Source records
---

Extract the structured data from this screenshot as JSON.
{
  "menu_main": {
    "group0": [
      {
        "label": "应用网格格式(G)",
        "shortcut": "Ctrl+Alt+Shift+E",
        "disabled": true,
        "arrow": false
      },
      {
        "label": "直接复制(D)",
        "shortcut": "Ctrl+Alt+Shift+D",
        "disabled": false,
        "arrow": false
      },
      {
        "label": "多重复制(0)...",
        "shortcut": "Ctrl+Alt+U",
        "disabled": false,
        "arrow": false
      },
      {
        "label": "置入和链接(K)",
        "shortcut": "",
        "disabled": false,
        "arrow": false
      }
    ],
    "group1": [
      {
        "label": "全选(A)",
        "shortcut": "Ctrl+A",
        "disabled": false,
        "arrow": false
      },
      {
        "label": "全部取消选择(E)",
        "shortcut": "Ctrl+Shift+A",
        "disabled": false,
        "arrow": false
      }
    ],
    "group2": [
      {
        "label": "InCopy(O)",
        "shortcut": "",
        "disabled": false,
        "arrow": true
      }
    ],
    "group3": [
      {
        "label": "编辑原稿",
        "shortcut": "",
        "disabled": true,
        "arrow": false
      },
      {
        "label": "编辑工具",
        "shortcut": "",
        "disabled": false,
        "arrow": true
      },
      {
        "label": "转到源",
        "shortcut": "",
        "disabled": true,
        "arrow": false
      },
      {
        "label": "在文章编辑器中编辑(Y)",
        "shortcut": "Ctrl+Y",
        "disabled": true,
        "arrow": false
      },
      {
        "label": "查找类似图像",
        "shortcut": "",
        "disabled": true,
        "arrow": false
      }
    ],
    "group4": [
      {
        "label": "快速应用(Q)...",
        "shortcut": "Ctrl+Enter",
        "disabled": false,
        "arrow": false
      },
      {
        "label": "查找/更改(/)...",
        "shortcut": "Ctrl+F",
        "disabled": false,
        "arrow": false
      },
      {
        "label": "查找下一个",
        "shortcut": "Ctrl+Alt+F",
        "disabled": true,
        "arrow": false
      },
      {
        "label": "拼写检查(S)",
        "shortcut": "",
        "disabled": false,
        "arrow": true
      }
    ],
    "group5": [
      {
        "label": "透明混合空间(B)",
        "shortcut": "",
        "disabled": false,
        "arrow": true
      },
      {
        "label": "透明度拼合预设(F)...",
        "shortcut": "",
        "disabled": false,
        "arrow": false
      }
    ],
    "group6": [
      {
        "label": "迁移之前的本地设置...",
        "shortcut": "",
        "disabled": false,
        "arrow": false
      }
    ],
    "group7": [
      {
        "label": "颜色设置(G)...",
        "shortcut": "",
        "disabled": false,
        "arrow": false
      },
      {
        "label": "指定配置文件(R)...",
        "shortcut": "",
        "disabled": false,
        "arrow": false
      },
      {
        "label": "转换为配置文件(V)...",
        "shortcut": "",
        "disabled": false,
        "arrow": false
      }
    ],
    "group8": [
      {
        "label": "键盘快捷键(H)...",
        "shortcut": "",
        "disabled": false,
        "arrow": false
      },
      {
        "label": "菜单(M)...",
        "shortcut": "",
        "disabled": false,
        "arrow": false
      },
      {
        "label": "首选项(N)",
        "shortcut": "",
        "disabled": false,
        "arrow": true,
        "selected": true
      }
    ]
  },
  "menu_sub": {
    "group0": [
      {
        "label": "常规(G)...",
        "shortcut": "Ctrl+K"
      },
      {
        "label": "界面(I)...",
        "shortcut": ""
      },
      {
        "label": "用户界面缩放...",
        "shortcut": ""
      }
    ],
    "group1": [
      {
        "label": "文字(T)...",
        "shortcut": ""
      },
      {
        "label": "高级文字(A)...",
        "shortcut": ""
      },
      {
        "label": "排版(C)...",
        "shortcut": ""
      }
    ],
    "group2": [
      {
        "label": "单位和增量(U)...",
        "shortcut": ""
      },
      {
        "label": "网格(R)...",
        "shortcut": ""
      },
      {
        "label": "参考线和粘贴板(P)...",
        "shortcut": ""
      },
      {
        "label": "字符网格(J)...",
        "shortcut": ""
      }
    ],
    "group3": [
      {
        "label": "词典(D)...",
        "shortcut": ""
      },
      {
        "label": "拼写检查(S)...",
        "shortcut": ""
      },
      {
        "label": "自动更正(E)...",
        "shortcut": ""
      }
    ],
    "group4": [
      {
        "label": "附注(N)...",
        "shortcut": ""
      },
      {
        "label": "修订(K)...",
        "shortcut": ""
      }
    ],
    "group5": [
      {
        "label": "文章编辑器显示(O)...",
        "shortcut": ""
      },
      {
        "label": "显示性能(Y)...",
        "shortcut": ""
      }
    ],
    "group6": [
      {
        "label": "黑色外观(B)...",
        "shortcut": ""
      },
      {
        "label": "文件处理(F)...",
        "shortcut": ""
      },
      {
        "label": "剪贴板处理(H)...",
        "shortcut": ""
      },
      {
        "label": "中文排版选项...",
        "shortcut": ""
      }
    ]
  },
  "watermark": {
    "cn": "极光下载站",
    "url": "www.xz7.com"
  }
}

---

STATED EXERCISE. Determine the number of lines in these entries that contain the word "Shift", and write only that number.

EXERCISE OUTPUT. 3